Restate the whole listing exactly.
= = = = =
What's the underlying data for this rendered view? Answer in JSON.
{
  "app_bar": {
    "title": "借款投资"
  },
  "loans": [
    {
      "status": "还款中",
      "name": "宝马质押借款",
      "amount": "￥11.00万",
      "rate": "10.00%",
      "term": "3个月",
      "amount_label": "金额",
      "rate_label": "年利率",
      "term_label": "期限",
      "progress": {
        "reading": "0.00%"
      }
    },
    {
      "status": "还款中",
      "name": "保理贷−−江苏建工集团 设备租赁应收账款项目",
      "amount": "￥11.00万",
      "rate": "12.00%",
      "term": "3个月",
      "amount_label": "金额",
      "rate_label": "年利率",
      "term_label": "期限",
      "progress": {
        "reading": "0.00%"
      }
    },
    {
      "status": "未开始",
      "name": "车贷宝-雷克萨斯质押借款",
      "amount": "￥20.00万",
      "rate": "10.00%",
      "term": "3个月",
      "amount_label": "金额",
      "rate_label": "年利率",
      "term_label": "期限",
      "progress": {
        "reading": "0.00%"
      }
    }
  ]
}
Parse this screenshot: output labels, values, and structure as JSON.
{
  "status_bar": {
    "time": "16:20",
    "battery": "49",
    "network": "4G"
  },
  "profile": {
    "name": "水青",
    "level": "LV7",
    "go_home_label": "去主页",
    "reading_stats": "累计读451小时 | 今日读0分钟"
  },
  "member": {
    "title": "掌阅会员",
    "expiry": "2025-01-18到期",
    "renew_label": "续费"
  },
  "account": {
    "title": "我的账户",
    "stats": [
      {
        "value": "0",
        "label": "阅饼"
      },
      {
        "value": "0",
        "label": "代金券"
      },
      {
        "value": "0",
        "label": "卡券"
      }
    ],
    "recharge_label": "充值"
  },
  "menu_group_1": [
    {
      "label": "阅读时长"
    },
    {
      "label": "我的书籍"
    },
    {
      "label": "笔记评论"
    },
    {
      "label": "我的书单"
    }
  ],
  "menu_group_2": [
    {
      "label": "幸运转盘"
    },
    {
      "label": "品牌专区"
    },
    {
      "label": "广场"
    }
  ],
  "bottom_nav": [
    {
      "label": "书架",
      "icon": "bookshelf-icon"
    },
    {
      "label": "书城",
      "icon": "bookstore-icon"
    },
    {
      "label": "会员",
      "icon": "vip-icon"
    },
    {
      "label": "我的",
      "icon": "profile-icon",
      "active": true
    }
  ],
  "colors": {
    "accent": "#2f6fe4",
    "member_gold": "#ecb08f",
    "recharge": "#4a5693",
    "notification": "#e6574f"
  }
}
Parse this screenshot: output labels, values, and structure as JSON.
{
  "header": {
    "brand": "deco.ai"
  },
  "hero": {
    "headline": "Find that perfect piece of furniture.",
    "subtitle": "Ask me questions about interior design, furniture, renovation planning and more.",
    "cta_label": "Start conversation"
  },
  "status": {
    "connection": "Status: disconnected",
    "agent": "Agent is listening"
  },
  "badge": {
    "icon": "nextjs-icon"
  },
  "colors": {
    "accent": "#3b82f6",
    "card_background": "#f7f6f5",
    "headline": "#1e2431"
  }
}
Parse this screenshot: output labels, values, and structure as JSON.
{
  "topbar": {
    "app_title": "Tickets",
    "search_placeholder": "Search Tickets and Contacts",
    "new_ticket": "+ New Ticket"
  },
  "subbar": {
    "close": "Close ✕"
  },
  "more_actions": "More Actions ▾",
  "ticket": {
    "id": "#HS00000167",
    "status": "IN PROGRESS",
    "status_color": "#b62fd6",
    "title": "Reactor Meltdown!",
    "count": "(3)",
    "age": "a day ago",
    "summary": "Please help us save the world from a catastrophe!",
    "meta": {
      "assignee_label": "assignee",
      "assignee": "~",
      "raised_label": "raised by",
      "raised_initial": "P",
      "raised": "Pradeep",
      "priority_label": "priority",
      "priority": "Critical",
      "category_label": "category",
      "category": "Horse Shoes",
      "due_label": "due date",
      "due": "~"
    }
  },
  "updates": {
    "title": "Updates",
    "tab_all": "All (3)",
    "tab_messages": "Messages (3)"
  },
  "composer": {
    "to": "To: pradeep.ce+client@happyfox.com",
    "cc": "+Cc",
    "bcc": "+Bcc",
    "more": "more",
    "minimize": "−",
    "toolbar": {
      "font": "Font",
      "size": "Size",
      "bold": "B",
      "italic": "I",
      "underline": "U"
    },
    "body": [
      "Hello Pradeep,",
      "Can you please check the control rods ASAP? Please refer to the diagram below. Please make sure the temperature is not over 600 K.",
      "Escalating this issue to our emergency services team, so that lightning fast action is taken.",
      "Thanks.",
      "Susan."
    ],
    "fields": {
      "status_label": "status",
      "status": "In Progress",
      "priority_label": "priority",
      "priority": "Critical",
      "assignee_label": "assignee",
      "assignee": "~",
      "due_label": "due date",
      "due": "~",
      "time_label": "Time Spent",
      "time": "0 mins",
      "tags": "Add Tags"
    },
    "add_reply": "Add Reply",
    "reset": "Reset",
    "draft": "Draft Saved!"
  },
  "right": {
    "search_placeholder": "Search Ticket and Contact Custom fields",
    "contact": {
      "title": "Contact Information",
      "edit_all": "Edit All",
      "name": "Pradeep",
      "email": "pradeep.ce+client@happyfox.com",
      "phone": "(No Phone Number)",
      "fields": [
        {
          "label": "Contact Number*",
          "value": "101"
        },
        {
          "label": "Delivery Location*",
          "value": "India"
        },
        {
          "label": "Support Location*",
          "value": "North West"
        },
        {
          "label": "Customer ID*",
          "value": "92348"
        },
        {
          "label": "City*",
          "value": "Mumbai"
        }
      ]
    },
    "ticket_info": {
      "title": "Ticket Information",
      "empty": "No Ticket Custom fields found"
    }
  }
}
= = = = =
§ Result for this task
What's the underlying data for this rendered view? Answer in JSON.
{
  "app_bar": {
    "title": "借款投资"
  },
  "loans": [
    {
      "status": "还款中",
      "name": "宝马质押借款",
      "amount": "￥11.00万",
      "rate": "10.00%",
      "term": "3个月",
      "amount_label": "金额",
      "rate_label": "年利率",
      "term_label": "期限",
      "progress": {
        "reading": "0.00%"
      }
    },
    {
      "status": "还款中",
      "name": "保理贷−−江苏建工集团 设备租赁应收账款项目",
      "amount": "￥11.00万",
      "rate": "12.00%",
      "term": "3个月",
      "amount_label": "金额",
      "rate_label": "年利率",
      "term_label": "期限",
      "progress": {
        "reading": "0.00%"
      }
    },
    {
      "status": "未开始",
      "name": "车贷宝-雷克萨斯质押借款",
      "amount": "￥20.00万",
      "rate": "10.00%",
      "term": "3个月",
      "amount_label": "金额",
      "rate_label": "年利率",
      "term_label": "期限",
      "progress": {
        "reading": "0.00%"
      }
    }
  ]
}
Parse this screenshot: output labels, values, and structure as JSON.
{
  "status_bar": {
    "time": "16:20",
    "battery": "49",
    "network": "4G"
  },
  "profile": {
    "name": "水青",
    "level": "LV7",
    "go_home_label": "去主页",
    "reading_stats": "累计读451小时 | 今日读0分钟"
  },
  "member": {
    "title": "掌阅会员",
    "expiry": "2025-01-18到期",
    "renew_label": "续费"
  },
  "account": {
    "title": "我的账户",
    "stats": [
      {
        "value": "0",
        "label": "阅饼"
      },
      {
        "value": "0",
        "label": "代金券"
      },
      {
        "value": "0",
        "label": "卡券"
      }
    ],
    "recharge_label": "充值"
  },
  "menu_group_1": [
    {
      "label": "阅读时长"
    },
    {
      "label": "我的书籍"
    },
    {
      "label": "笔记评论"
    },
    {
      "label": "我的书单"
    }
  ],
  "menu_group_2": [
    {
      "label": "幸运转盘"
    },
    {
      "label": "品牌专区"
    },
    {
      "label": "广场"
    }
  ],
  "bottom_nav": [
    {
      "label": "书架",
      "icon": "bookshelf-icon"
    },
    {
      "label": "书城",
      "icon": "bookstore-icon"
    },
    {
      "label": "会员",
      "icon": "vip-icon"
    },
    {
      "label": "我的",
      "icon": "profile-icon",
      "active": true
    }
  ],
  "colors": {
    "accent": "#2f6fe4",
    "member_gold": "#ecb08f",
    "recharge": "#4a5693",
    "notification": "#e6574f"
  }
}
Parse this screenshot: output labels, values, and structure as JSON.
{
  "header": {
    "brand": "deco.ai"
  },
  "hero": {
    "headline": "Find that perfect piece of furniture.",
    "subtitle": "Ask me questions about interior design, furniture, renovation planning and more.",
    "cta_label": "Start conversation"
  },
  "status": {
    "connection": "Status: disconnected",
    "agent": "Agent is listening"
  },
  "badge": {
    "icon": "nextjs-icon"
  },
  "colors": {
    "accent": "#3b82f6",
    "card_background": "#f7f6f5",
    "headline": "#1e2431"
  }
}
Parse this screenshot: output labels, values, and structure as JSON.
{
  "topbar": {
    "app_title": "Tickets",
    "search_placeholder": "Search Tickets and Contacts",
    "new_ticket": "+ New Ticket"
  },
  "subbar": {
    "close": "Close ✕"
  },
  "more_actions": "More Actions ▾",
  "ticket": {
    "id": "#HS00000167",
    "status": "IN PROGRESS",
    "status_color": "#b62fd6",
    "title": "Reactor Meltdown!",
    "count": "(3)",
    "age": "a day ago",
    "summary": "Please help us save the world from a catastrophe!",
    "meta": {
      "assignee_label": "assignee",
      "assignee": "~",
      "raised_label": "raised by",
      "raised_initial": "P",
      "raised": "Pradeep",
      "priority_label": "priority",
      "priority": "Critical",
      "category_label": "category",
      "category": "Horse Shoes",
      "due_label": "due date",
      "due": "~"
    }
  },
  "updates": {
    "title": "Updates",
    "tab_all": "All (3)",
    "tab_messages": "Messages (3)"
  },
  "composer": {
    "to": "To: pradeep.ce+client@happyfox.com",
    "cc": "+Cc",
    "bcc": "+Bcc",
    "more": "more",
    "minimize": "−",
    "toolbar": {
      "font": "Font",
      "size": "Size",
      "bold": "B",
      "italic": "I",
      "underline": "U"
    },
    "body": [
      "Hello Pradeep,",
      "Can you please check the control rods ASAP? Please refer to the diagram below. Please make sure the temperature is not over 600 K.",
      "Escalating this issue to our emergency services team, so that lightning fast action is taken.",
      "Thanks.",
      "Susan."
    ],
    "fields": {
      "status_label": "status",
      "status": "In Progress",
      "priority_label": "priority",
      "priority": "Critical",
      "assignee_label": "assignee",
      "assignee": "~",
      "due_label": "due date",
      "due": "~",
      "time_label": "Time Spent",
      "time": "0 mins",
      "tags": "Add Tags"
    },
    "add_reply": "Add Reply",
    "reset": "Reset",
    "draft": "Draft Saved!"
  },
  "right": {
    "search_placeholder": "Search Ticket and Contact Custom fields",
    "contact": {
      "title": "Contact Information",
      "edit_all": "Edit All",
      "name": "Pradeep",
      "email": "pradeep.ce+client@happyfox.com",
      "phone": "(No Phone Number)",
      "fields": [
        {
          "label": "Contact Number*",
          "value": "101"
        },
        {
          "label": "Delivery Location*",
          "value": "India"
        },
        {
          "label": "Support Location*",
          "value": "North West"
        },
        {
          "label": "Customer ID*",
          "value": "92348"
        },
        {
          "label": "City*",
          "value": "Mumbai"
        }
      ]
    },
    "ticket_info": {
      "title": "Ticket Information",
      "empty": "No Ticket Custom fields found"
    }
  }
}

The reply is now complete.